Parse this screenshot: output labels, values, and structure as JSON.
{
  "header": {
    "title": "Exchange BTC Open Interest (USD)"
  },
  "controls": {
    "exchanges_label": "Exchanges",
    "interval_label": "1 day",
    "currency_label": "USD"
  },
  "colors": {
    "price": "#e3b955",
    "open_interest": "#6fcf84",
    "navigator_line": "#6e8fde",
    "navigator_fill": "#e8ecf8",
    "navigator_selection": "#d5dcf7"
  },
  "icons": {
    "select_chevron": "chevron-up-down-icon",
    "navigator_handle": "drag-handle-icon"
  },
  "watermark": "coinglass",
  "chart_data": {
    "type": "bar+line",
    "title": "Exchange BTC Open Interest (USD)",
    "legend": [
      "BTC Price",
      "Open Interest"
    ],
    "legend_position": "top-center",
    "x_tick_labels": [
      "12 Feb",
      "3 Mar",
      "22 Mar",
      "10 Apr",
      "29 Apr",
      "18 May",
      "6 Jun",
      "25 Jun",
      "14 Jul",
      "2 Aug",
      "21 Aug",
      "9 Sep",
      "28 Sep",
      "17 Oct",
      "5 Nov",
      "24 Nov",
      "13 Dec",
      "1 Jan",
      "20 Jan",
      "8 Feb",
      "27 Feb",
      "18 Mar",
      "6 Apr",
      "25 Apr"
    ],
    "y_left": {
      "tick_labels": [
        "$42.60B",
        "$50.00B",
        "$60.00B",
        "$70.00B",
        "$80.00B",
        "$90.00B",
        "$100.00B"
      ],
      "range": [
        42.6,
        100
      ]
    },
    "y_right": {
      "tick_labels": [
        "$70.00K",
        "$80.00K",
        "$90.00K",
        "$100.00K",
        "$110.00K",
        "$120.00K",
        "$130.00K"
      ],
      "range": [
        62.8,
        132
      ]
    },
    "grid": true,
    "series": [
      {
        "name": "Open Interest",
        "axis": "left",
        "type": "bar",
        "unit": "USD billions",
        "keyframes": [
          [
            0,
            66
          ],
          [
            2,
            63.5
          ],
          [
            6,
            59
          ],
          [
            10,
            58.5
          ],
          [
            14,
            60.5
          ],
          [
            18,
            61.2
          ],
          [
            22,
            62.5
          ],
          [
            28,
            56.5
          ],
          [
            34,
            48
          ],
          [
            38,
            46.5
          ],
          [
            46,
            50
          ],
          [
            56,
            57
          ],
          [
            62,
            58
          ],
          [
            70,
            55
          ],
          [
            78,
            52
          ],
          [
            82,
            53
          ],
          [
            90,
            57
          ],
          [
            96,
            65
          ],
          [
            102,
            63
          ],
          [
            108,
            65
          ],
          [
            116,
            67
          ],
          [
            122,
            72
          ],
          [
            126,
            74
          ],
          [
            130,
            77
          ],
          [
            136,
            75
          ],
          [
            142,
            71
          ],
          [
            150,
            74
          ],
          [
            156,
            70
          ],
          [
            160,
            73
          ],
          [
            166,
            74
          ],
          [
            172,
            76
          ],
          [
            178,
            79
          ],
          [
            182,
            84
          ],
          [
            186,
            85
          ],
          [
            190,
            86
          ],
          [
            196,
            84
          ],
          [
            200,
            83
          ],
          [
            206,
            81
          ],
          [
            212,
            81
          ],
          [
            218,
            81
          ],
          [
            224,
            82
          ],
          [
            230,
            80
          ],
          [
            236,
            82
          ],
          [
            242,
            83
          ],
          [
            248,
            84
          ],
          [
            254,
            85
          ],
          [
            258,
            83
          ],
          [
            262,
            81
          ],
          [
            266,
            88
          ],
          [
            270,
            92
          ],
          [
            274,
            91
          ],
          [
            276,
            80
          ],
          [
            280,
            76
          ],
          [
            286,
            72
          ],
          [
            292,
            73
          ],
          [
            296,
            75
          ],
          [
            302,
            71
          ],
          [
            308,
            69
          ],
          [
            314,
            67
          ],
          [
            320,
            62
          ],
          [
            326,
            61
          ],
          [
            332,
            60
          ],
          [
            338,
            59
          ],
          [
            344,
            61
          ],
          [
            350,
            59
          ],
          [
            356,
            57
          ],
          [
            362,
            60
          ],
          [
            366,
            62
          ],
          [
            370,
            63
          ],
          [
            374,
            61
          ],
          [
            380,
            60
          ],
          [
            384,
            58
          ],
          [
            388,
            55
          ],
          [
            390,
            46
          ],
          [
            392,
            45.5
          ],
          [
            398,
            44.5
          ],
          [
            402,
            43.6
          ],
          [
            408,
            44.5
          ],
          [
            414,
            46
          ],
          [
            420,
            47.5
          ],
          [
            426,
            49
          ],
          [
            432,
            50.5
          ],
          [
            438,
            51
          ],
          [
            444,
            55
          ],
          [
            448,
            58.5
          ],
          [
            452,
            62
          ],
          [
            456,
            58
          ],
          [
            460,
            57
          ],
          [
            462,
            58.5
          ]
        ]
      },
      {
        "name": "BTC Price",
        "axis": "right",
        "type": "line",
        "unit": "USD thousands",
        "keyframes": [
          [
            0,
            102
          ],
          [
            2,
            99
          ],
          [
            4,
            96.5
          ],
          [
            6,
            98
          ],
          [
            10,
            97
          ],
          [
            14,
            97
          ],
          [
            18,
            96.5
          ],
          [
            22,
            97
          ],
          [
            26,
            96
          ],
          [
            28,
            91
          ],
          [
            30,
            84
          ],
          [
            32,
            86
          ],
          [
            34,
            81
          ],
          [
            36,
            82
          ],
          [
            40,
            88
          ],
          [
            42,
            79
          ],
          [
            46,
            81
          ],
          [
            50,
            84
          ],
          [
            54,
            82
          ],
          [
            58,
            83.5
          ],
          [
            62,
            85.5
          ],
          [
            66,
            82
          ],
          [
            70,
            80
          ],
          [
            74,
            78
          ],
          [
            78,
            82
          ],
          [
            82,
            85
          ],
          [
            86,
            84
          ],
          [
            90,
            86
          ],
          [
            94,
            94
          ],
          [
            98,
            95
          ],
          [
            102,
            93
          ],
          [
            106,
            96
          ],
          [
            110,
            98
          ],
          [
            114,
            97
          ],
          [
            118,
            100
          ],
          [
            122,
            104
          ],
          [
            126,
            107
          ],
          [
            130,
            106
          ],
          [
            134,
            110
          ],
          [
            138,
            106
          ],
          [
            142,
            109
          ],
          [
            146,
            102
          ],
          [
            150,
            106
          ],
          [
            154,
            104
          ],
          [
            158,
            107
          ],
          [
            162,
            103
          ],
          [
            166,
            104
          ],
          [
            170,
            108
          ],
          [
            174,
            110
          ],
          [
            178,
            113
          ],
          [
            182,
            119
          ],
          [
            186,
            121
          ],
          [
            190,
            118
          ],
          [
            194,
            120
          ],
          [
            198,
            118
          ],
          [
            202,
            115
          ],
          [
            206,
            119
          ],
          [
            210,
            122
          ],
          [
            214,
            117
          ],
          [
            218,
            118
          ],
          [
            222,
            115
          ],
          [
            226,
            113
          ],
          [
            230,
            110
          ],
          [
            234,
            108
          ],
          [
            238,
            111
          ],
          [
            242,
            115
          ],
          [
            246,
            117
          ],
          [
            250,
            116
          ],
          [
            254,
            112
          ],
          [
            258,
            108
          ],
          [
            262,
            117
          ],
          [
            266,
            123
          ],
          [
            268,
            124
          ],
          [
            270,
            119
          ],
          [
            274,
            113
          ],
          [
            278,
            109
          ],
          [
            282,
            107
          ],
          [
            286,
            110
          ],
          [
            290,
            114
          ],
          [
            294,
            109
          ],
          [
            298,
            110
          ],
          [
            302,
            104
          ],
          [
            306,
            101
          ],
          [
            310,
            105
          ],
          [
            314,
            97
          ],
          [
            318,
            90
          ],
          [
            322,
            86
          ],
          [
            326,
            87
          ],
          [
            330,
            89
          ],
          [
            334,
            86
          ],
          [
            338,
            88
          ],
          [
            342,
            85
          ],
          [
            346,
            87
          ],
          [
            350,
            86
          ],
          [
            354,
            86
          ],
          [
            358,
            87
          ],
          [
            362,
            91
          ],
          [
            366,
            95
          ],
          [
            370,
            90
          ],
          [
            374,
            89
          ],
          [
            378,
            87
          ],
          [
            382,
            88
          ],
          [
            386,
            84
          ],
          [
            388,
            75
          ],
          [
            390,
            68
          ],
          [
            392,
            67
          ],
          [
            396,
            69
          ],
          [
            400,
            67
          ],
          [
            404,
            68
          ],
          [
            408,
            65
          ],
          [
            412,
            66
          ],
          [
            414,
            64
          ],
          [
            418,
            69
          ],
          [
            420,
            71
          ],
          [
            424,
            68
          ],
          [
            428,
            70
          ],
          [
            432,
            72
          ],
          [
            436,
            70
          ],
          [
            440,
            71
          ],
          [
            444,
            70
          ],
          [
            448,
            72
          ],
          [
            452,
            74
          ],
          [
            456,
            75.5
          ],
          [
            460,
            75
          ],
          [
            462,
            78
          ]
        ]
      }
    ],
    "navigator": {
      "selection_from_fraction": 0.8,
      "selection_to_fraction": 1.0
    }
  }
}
--
* Work required
Pull out every line of the entries that includes the word "unit".

* Task answer
        "unit": "USD billions",
        "unit": "USD thousands",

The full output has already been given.